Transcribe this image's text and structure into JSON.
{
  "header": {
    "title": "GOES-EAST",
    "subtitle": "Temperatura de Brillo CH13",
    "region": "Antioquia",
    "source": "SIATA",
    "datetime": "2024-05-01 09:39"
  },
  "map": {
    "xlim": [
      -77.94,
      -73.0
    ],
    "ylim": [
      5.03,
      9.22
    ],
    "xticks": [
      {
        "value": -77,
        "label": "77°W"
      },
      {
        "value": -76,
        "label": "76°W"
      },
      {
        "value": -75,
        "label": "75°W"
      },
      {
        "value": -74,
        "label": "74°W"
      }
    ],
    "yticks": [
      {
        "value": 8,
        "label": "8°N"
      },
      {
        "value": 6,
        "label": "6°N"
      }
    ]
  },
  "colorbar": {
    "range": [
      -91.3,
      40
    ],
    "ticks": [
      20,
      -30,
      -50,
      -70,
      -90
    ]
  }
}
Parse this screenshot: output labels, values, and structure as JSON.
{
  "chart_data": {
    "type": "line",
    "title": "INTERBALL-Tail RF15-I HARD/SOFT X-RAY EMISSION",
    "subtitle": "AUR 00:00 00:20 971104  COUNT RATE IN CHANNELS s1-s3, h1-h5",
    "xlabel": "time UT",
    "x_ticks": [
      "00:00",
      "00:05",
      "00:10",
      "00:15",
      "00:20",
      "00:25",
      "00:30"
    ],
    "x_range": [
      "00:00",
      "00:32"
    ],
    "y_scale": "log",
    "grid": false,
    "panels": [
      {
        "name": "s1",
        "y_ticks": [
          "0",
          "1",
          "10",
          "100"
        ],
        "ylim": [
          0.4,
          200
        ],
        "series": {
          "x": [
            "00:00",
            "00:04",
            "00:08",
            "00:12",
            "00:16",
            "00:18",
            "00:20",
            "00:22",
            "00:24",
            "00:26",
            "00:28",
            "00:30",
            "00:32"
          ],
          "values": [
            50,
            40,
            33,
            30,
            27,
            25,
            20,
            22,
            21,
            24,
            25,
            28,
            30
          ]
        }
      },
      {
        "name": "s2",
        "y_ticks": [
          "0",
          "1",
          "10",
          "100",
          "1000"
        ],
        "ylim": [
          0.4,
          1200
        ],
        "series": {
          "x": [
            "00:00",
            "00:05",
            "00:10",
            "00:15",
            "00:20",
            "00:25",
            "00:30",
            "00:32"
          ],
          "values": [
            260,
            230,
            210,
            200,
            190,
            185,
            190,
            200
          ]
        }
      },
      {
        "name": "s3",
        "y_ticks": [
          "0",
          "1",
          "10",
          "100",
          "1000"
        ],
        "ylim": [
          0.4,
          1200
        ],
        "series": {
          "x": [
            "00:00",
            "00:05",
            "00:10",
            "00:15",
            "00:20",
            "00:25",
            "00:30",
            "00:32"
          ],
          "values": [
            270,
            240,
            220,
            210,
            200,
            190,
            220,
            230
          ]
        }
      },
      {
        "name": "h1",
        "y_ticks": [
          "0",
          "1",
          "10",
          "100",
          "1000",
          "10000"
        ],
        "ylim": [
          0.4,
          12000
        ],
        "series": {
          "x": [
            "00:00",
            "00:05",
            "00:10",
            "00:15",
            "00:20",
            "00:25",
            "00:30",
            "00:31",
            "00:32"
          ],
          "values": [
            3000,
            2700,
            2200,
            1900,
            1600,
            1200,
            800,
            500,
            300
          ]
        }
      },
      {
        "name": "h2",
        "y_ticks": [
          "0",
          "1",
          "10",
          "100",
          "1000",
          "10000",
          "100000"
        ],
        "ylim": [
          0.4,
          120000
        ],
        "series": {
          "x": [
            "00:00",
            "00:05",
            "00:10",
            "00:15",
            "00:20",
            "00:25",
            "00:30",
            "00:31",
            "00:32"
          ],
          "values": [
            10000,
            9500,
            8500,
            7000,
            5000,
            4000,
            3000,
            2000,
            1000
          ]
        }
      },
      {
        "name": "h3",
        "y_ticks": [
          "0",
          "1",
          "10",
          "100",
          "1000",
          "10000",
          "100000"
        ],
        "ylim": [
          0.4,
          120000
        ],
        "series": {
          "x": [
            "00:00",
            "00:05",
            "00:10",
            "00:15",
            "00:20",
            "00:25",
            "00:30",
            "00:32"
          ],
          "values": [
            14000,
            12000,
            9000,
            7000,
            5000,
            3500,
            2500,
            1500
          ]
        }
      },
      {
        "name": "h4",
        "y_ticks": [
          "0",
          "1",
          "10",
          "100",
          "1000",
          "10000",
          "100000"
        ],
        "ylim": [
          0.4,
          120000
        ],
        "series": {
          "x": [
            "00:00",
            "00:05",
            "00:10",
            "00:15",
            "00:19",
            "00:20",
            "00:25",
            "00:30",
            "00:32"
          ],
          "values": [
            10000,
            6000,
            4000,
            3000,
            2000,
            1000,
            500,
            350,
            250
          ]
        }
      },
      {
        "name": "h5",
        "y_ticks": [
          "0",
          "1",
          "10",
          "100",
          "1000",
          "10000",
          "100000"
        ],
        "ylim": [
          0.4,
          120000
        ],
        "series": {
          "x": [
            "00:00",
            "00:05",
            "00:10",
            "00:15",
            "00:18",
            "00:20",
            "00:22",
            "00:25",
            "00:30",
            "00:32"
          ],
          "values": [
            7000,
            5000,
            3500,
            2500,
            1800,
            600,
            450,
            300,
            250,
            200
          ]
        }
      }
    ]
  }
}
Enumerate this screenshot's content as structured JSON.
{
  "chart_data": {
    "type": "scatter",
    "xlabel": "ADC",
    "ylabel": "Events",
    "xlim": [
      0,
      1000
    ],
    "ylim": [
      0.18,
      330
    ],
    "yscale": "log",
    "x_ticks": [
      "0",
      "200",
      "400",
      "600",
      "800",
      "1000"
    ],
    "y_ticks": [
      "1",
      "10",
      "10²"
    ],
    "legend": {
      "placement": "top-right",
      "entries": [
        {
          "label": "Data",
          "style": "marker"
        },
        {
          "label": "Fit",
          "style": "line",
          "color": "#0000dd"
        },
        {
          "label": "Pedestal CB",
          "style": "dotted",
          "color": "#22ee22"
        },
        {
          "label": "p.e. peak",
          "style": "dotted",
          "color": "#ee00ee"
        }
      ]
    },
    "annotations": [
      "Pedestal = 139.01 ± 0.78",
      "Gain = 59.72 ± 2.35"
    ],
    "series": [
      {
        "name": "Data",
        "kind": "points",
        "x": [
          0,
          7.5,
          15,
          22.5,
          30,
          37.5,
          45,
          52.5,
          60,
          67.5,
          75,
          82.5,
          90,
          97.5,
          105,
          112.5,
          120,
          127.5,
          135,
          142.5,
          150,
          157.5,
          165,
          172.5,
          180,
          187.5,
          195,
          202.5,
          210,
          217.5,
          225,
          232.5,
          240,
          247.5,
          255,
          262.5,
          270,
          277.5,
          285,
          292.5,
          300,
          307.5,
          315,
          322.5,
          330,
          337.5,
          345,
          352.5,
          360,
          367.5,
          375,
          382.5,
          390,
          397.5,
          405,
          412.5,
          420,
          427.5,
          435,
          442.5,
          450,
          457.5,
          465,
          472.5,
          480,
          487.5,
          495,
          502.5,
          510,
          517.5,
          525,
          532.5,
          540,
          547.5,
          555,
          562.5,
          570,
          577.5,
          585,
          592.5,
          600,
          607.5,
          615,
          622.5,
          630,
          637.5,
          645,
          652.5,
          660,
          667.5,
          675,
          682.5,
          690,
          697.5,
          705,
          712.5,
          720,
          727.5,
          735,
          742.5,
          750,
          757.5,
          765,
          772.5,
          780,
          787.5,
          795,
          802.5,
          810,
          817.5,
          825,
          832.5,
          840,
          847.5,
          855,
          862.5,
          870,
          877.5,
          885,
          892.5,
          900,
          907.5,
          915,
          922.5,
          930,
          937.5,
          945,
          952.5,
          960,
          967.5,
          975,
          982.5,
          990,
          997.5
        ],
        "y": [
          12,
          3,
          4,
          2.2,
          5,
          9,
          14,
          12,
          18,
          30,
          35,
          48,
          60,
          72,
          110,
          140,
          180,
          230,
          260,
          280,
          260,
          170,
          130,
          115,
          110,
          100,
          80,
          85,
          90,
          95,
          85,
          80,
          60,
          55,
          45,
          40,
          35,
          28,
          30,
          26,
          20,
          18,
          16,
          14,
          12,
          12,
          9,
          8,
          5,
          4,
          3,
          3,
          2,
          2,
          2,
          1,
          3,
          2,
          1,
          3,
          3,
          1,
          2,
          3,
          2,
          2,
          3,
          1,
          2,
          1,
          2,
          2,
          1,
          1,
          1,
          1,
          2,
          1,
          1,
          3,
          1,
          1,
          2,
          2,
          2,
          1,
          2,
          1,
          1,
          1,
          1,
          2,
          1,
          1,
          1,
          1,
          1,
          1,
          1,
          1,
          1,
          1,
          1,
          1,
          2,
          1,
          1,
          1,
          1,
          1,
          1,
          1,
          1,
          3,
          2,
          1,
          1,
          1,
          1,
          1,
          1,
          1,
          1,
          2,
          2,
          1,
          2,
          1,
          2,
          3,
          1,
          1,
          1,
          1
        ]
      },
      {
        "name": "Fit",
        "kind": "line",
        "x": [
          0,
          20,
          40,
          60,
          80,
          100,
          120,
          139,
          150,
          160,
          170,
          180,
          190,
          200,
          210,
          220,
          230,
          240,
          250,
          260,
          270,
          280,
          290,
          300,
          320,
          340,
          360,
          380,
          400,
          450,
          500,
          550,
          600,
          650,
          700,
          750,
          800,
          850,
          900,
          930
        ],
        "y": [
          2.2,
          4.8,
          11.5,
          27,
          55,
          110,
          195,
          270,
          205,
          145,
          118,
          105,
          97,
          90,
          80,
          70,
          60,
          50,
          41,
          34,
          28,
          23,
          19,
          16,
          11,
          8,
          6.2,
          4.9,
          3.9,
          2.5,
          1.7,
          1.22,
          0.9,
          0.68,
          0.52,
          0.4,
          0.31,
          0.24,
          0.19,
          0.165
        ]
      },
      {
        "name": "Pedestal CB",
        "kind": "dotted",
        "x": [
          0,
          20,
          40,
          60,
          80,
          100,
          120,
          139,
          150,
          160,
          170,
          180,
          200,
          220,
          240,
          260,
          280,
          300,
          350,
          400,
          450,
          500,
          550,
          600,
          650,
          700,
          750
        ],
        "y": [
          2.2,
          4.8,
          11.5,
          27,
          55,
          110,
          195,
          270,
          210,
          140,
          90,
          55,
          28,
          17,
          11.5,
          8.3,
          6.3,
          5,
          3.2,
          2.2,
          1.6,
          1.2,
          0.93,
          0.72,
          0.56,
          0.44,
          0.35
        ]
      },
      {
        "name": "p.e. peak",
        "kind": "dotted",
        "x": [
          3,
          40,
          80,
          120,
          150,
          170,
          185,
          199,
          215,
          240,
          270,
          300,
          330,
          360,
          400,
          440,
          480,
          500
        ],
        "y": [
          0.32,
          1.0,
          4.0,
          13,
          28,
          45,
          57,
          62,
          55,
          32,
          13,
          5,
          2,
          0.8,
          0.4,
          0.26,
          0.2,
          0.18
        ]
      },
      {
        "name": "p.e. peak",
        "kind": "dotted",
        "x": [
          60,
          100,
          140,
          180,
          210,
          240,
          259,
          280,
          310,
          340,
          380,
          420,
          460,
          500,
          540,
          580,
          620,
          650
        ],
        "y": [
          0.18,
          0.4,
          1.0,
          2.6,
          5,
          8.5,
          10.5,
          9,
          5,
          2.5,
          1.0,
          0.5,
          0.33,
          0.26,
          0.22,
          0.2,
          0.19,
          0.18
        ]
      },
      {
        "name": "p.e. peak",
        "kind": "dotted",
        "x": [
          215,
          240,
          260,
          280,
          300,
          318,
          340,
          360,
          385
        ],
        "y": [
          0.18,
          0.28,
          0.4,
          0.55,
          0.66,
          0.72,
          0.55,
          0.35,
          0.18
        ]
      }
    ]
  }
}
************
__YOUR INSTRUCTIONS__.
Write out every line from the entries where "subtitle" appears.

__ANSWER IN FULL__.
    "subtitle": "Temperatura de Brillo CH13",
    "subtitle": "AUR 00:00 00:20 971104  COUNT RATE IN CHANNELS s1-s3, h1-h5",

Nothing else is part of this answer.